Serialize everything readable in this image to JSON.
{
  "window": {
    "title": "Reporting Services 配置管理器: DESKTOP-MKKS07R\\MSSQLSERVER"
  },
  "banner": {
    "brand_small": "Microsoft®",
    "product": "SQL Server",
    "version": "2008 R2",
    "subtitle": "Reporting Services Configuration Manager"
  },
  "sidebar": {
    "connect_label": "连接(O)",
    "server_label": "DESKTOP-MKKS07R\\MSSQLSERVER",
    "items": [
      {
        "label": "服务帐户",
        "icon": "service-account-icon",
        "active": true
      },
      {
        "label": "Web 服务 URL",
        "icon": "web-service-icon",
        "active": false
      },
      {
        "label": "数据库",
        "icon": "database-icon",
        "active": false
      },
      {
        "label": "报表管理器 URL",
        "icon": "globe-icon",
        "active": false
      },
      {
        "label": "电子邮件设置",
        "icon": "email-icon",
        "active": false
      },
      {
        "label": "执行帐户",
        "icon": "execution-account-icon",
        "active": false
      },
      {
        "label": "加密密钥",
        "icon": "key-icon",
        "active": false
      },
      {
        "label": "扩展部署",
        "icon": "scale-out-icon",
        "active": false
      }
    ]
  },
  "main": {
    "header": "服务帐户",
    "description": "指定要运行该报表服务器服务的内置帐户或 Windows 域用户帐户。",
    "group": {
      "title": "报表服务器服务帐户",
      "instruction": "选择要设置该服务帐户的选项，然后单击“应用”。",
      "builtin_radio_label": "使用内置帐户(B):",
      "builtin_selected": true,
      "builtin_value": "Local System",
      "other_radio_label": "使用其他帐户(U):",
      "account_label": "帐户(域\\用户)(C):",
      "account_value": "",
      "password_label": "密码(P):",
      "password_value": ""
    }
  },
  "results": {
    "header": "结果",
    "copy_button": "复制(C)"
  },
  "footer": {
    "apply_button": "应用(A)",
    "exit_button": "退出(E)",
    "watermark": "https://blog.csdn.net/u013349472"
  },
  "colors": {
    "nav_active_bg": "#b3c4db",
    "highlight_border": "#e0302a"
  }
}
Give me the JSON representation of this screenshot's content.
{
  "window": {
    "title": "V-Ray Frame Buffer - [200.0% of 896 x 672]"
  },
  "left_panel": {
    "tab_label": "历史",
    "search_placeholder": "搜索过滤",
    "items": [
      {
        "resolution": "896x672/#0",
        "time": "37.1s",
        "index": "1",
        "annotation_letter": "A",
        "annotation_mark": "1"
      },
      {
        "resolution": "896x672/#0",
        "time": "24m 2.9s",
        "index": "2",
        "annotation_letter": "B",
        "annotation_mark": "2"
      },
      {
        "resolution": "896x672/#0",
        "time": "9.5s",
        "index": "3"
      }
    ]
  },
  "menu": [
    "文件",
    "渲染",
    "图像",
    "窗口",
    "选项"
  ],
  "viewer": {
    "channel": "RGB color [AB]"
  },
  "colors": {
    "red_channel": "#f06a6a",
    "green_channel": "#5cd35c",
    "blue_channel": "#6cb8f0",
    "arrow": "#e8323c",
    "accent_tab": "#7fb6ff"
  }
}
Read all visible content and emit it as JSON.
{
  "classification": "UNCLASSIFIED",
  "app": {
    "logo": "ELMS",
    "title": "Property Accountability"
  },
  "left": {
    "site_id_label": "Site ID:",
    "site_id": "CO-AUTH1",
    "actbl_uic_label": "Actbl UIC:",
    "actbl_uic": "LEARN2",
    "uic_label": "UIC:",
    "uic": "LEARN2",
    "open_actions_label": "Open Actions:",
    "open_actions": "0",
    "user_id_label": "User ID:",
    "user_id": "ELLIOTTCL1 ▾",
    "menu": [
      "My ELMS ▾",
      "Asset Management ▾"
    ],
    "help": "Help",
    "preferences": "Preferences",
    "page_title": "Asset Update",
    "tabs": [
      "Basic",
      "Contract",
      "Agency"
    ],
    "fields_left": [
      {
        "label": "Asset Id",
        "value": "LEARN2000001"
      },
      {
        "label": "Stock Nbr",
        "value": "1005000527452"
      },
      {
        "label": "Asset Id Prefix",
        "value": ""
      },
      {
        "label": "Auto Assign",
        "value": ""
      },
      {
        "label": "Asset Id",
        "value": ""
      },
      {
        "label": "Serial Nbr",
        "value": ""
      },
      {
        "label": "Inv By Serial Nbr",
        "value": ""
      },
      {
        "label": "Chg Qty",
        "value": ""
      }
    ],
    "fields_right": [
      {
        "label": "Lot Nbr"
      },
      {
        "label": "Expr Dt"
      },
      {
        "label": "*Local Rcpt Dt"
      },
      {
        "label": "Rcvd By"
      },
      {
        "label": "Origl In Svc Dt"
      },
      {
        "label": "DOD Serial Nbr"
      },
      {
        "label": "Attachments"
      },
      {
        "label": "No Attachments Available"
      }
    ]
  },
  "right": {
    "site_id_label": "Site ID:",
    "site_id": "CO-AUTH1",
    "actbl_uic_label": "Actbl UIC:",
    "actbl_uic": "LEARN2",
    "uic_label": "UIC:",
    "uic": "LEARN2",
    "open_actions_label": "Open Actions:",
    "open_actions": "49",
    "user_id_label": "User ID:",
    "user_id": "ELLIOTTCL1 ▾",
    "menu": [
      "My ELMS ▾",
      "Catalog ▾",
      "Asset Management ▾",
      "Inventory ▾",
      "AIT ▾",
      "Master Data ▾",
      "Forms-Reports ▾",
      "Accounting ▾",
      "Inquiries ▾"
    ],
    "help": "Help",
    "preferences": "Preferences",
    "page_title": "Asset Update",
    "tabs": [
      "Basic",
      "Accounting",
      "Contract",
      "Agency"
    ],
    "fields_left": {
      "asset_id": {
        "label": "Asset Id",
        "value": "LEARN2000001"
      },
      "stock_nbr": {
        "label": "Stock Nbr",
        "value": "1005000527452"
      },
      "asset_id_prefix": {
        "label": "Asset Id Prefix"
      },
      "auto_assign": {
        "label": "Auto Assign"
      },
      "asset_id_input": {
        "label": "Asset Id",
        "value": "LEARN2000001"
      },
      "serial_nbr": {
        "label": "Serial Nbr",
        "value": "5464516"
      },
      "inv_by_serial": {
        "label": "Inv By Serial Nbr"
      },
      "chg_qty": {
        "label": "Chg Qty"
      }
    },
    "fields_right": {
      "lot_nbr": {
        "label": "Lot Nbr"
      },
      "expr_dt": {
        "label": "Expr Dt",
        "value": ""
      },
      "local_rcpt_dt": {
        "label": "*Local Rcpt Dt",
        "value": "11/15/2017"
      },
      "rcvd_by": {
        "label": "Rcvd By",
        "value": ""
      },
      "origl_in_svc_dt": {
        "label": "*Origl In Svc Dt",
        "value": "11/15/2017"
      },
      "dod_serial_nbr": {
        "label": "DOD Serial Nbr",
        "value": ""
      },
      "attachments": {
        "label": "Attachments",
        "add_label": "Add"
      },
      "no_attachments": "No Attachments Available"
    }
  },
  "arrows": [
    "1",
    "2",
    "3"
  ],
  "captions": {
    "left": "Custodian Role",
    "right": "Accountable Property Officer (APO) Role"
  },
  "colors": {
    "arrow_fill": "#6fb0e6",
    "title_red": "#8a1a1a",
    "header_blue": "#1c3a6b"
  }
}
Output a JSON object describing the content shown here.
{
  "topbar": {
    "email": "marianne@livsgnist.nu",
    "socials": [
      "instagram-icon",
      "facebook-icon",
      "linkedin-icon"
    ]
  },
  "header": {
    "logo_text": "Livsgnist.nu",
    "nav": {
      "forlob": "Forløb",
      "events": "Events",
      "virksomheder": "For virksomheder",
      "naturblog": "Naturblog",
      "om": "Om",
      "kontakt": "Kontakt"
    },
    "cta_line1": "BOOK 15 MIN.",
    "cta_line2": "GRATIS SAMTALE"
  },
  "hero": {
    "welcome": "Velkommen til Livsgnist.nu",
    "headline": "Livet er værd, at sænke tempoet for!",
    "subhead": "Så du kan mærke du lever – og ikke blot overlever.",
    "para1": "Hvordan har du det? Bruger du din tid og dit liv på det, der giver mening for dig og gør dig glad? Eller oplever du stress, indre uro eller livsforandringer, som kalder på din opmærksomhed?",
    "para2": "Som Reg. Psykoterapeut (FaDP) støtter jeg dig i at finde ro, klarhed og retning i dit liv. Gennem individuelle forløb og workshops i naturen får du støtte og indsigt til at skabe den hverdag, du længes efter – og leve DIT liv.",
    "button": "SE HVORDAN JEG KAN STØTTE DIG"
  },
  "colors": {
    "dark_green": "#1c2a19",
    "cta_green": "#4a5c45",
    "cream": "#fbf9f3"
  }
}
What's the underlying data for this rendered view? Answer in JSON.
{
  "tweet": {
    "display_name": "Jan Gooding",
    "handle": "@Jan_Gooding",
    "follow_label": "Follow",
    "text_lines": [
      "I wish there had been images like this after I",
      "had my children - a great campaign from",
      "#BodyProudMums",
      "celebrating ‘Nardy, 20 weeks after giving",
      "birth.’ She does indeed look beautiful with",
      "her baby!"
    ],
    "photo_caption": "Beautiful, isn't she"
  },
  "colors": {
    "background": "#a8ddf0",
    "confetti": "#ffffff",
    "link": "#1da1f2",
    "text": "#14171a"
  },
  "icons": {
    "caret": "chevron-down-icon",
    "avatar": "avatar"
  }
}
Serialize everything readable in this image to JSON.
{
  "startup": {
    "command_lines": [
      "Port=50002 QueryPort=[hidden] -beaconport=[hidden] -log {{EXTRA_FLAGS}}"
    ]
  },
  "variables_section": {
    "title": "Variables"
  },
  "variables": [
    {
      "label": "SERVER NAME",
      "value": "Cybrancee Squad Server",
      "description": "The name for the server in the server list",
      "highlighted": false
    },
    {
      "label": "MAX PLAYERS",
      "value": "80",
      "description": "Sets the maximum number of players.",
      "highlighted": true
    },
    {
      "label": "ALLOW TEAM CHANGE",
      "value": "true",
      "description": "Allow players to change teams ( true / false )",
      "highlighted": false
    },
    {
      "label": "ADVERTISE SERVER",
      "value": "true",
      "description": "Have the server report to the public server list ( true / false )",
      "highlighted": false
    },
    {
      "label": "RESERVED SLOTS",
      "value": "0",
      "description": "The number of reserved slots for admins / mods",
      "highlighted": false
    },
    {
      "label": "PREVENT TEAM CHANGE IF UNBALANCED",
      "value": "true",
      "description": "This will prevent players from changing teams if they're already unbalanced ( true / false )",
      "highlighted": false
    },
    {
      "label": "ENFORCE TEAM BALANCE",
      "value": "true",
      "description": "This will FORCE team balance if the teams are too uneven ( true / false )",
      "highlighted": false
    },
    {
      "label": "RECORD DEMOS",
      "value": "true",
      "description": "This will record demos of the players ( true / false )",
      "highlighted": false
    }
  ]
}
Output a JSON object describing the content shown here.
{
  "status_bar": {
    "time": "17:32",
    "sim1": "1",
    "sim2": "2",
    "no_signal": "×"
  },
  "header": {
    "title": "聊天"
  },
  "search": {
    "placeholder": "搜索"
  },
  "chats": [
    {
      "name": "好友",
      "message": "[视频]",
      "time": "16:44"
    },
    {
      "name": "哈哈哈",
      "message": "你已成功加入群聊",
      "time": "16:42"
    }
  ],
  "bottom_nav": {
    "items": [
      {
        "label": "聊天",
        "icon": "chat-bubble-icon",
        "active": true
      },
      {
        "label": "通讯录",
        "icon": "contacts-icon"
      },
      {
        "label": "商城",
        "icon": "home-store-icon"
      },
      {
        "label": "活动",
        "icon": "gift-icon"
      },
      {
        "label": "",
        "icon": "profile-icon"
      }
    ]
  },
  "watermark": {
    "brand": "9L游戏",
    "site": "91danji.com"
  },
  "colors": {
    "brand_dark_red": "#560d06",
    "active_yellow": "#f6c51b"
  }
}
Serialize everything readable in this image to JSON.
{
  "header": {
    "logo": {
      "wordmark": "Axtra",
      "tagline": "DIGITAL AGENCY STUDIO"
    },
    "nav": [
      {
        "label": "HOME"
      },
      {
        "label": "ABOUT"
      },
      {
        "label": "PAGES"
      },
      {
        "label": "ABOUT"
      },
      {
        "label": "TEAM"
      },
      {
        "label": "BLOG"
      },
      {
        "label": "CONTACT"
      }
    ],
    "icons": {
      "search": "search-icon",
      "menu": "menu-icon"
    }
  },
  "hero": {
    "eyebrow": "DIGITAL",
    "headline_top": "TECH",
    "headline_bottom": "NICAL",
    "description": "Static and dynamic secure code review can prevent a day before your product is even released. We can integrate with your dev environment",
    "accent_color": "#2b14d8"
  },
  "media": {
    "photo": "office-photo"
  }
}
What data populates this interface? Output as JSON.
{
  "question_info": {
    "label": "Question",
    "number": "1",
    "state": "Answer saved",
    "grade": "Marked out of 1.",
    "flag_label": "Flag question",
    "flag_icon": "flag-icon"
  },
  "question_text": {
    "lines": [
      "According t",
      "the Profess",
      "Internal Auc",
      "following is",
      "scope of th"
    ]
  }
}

**Problem to work on**: Isolate each line of the listing above that includes "Role". Copy it.

**Result for this task**:
    "left": "Custodian Role",
    "right": "Accountable Property Officer (APO) Role"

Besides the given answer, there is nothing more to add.